Repeat the material exactly as it appears.

◇ ◇ ◇

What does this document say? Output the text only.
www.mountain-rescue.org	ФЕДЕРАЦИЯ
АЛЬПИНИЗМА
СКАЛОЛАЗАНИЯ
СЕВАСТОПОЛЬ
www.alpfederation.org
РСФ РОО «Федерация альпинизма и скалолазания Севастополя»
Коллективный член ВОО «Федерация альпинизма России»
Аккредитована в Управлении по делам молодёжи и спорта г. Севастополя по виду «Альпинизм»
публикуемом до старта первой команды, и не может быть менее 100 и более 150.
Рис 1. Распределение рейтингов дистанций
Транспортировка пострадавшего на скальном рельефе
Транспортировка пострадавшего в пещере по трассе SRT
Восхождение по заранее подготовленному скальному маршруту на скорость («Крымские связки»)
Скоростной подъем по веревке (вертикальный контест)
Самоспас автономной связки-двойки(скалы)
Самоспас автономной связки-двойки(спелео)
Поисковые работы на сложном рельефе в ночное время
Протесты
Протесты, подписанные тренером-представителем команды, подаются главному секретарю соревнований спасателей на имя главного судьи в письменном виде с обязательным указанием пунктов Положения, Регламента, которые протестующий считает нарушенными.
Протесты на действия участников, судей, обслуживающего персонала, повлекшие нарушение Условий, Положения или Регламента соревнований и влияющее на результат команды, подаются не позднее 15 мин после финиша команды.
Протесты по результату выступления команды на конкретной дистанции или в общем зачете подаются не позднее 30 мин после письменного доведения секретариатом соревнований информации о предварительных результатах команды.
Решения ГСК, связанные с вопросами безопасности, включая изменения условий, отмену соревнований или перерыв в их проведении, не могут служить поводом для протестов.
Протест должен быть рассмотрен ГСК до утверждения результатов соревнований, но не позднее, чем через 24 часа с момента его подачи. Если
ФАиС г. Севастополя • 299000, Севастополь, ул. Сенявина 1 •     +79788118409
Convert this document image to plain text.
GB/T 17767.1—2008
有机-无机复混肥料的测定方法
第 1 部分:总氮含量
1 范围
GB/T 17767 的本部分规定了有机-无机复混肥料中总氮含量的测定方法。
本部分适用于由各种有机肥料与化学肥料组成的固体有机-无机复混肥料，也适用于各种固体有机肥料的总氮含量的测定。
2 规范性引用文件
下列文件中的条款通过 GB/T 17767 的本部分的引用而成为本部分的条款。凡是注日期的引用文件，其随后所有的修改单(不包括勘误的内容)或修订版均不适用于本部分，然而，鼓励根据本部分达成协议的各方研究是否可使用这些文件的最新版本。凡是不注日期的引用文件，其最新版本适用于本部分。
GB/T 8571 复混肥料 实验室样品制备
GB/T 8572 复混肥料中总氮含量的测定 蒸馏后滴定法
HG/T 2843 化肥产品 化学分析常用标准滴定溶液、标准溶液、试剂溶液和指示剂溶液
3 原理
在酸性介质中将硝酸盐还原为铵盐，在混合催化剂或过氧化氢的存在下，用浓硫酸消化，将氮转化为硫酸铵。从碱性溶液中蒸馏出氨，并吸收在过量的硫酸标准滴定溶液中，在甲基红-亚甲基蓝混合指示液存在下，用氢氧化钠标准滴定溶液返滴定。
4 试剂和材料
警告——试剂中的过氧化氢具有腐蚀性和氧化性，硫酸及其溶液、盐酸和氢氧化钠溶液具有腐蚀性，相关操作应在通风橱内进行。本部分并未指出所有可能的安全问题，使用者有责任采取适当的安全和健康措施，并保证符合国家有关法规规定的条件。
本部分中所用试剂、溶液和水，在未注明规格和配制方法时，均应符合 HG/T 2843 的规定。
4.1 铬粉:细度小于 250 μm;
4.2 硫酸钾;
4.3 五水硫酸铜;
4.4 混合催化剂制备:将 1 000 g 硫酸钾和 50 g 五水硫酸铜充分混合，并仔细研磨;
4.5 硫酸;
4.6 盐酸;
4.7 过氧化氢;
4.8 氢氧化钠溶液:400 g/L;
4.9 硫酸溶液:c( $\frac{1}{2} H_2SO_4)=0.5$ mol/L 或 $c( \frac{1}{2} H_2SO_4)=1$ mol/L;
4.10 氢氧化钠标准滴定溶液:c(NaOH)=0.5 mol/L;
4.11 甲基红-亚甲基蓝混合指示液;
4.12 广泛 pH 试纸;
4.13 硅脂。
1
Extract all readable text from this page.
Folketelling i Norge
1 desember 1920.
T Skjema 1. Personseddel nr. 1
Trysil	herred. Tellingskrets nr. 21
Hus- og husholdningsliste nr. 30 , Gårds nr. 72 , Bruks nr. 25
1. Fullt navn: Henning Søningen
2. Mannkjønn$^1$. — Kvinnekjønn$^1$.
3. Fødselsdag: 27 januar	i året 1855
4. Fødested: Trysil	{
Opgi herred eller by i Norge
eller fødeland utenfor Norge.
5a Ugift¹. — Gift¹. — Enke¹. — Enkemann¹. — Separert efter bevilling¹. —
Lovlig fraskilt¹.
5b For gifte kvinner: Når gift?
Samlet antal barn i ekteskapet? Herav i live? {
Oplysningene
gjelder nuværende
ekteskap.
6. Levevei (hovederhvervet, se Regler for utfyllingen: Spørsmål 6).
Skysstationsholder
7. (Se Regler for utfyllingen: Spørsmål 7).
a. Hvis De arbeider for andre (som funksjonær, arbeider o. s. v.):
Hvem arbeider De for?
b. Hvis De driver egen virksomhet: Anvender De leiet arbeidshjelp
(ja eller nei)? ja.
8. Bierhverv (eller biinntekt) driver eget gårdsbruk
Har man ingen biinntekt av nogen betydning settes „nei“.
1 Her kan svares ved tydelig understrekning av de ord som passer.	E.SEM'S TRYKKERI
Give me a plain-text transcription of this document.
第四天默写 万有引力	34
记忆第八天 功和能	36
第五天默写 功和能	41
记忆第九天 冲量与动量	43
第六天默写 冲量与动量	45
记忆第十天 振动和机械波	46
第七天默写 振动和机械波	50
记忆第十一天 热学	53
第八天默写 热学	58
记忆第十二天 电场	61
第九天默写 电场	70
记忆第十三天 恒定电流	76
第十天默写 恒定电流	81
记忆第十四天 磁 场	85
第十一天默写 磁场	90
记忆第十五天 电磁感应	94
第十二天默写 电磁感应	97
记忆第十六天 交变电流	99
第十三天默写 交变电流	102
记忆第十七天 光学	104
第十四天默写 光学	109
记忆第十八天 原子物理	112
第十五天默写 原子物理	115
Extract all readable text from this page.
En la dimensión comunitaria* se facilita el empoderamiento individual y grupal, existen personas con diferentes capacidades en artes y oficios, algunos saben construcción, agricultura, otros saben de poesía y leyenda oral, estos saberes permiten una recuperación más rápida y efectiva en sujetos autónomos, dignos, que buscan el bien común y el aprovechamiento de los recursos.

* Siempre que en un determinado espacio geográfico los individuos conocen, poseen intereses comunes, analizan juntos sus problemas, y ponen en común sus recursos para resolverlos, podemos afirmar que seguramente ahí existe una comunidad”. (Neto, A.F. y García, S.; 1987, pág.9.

◇ ◇ ◇

--- Response below ---
What does this document say? Output the text only.
www.mountain-rescue.org	ФЕДЕРАЦИЯ
АЛЬПИНИЗМА
СКАЛОЛАЗАНИЯ
СЕВАСТОПОЛЬ
www.alpfederation.org
РСФ РОО «Федерация альпинизма и скалолазания Севастополя»
Коллективный член ВОО «Федерация альпинизма России»
Аккредитована в Управлении по делам молодёжи и спорта г. Севастополя по виду «Альпинизм»
публикуемом до старта первой команды, и не может быть менее 100 и более 150.
Рис 1. Распределение рейтингов дистанций
Транспортировка пострадавшего на скальном рельефе
Транспортировка пострадавшего в пещере по трассе SRT
Восхождение по заранее подготовленному скальному маршруту на скорость («Крымские связки»)
Скоростной подъем по веревке (вертикальный контест)
Самоспас автономной связки-двойки(скалы)
Самоспас автономной связки-двойки(спелео)
Поисковые работы на сложном рельефе в ночное время
Протесты
Протесты, подписанные тренером-представителем команды, подаются главному секретарю соревнований спасателей на имя главного судьи в письменном виде с обязательным указанием пунктов Положения, Регламента, которые протестующий считает нарушенными.
Протесты на действия участников, судей, обслуживающего персонала, повлекшие нарушение Условий, Положения или Регламента соревнований и влияющее на результат команды, подаются не позднее 15 мин после финиша команды.
Протесты по результату выступления команды на конкретной дистанции или в общем зачете подаются не позднее 30 мин после письменного доведения секретариатом соревнований информации о предварительных результатах команды.
Решения ГСК, связанные с вопросами безопасности, включая изменения условий, отмену соревнований или перерыв в их проведении, не могут служить поводом для протестов.
Протест должен быть рассмотрен ГСК до утверждения результатов соревнований, но не позднее, чем через 24 часа с момента его подачи. Если
ФАиС г. Севастополя • 299000, Севастополь, ул. Сенявина 1 •     +79788118409
Convert this document image to plain text.
GB/T 17767.1—2008
有机-无机复混肥料的测定方法
第 1 部分:总氮含量
1 范围
GB/T 17767 的本部分规定了有机-无机复混肥料中总氮含量的测定方法。
本部分适用于由各种有机肥料与化学肥料组成的固体有机-无机复混肥料，也适用于各种固体有机肥料的总氮含量的测定。
2 规范性引用文件
下列文件中的条款通过 GB/T 17767 的本部分的引用而成为本部分的条款。凡是注日期的引用文件，其随后所有的修改单(不包括勘误的内容)或修订版均不适用于本部分，然而，鼓励根据本部分达成协议的各方研究是否可使用这些文件的最新版本。凡是不注日期的引用文件，其最新版本适用于本部分。
GB/T 8571 复混肥料 实验室样品制备
GB/T 8572 复混肥料中总氮含量的测定 蒸馏后滴定法
HG/T 2843 化肥产品 化学分析常用标准滴定溶液、标准溶液、试剂溶液和指示剂溶液
3 原理
在酸性介质中将硝酸盐还原为铵盐，在混合催化剂或过氧化氢的存在下，用浓硫酸消化，将氮转化为硫酸铵。从碱性溶液中蒸馏出氨，并吸收在过量的硫酸标准滴定溶液中，在甲基红-亚甲基蓝混合指示液存在下，用氢氧化钠标准滴定溶液返滴定。
4 试剂和材料
警告——试剂中的过氧化氢具有腐蚀性和氧化性，硫酸及其溶液、盐酸和氢氧化钠溶液具有腐蚀性，相关操作应在通风橱内进行。本部分并未指出所有可能的安全问题，使用者有责任采取适当的安全和健康措施，并保证符合国家有关法规规定的条件。
本部分中所用试剂、溶液和水，在未注明规格和配制方法时，均应符合 HG/T 2843 的规定。
4.1 铬粉:细度小于 250 μm;
4.2 硫酸钾;
4.3 五水硫酸铜;
4.4 混合催化剂制备:将 1 000 g 硫酸钾和 50 g 五水硫酸铜充分混合，并仔细研磨;
4.5 硫酸;
4.6 盐酸;
4.7 过氧化氢;
4.8 氢氧化钠溶液:400 g/L;
4.9 硫酸溶液:c( $\frac{1}{2} H_2SO_4)=0.5$ mol/L 或 $c( \frac{1}{2} H_2SO_4)=1$ mol/L;
4.10 氢氧化钠标准滴定溶液:c(NaOH)=0.5 mol/L;
4.11 甲基红-亚甲基蓝混合指示液;
4.12 广泛 pH 试纸;
4.13 硅脂。
1
Extract all readable text from this page.
Folketelling i Norge
1 desember 1920.
T Skjema 1. Personseddel nr. 1
Trysil	herred. Tellingskrets nr. 21
Hus- og husholdningsliste nr. 30 , Gårds nr. 72 , Bruks nr. 25
1. Fullt navn: Henning Søningen
2. Mannkjønn$^1$. — Kvinnekjønn$^1$.
3. Fødselsdag: 27 januar	i året 1855
4. Fødested: Trysil	{
Opgi herred eller by i Norge
eller fødeland utenfor Norge.
5a Ugift¹. — Gift¹. — Enke¹. — Enkemann¹. — Separert efter bevilling¹. —
Lovlig fraskilt¹.
5b For gifte kvinner: Når gift?
Samlet antal barn i ekteskapet? Herav i live? {
Oplysningene
gjelder nuværende
ekteskap.
6. Levevei (hovederhvervet, se Regler for utfyllingen: Spørsmål 6).
Skysstationsholder
7. (Se Regler for utfyllingen: Spørsmål 7).
a. Hvis De arbeider for andre (som funksjonær, arbeider o. s. v.):
Hvem arbeider De for?
b. Hvis De driver egen virksomhet: Anvender De leiet arbeidshjelp
(ja eller nei)? ja.
8. Bierhverv (eller biinntekt) driver eget gårdsbruk
Har man ingen biinntekt av nogen betydning settes „nei“.
1 Her kan svares ved tydelig understrekning av de ord som passer.	E.SEM'S TRYKKERI
Give me a plain-text transcription of this document.
第四天默写 万有引力	34
记忆第八天 功和能	36
第五天默写 功和能	41
记忆第九天 冲量与动量	43
第六天默写 冲量与动量	45
记忆第十天 振动和机械波	46
第七天默写 振动和机械波	50
记忆第十一天 热学	53
第八天默写 热学	58
记忆第十二天 电场	61
第九天默写 电场	70
记忆第十三天 恒定电流	76
第十天默写 恒定电流	81
记忆第十四天 磁 场	85
第十一天默写 磁场	90
记忆第十五天 电磁感应	94
第十二天默写 电磁感应	97
记忆第十六天 交变电流	99
第十三天默写 交变电流	102
记忆第十七天 光学	104
第十四天默写 光学	109
记忆第十八天 原子物理	112
第十五天默写 原子物理	115
Extract all readable text from this page.
En la dimensión comunitaria* se facilita el empoderamiento individual y grupal, existen personas con diferentes capacidades en artes y oficios, algunos saben construcción, agricultura, otros saben de poesía y leyenda oral, estos saberes permiten una recuperación más rápida y efectiva en sujetos autónomos, dignos, que buscan el bien común y el aprovechamiento de los recursos.

* Siempre que en un determinado espacio geográfico los individuos conocen, poseen intereses comunes, analizan juntos sus problemas, y ponen en común sus recursos para resolverlos, podemos afirmar que seguramente ahí existe una comunidad”. (Neto, A.F. y García, S.; 1987, pág.9.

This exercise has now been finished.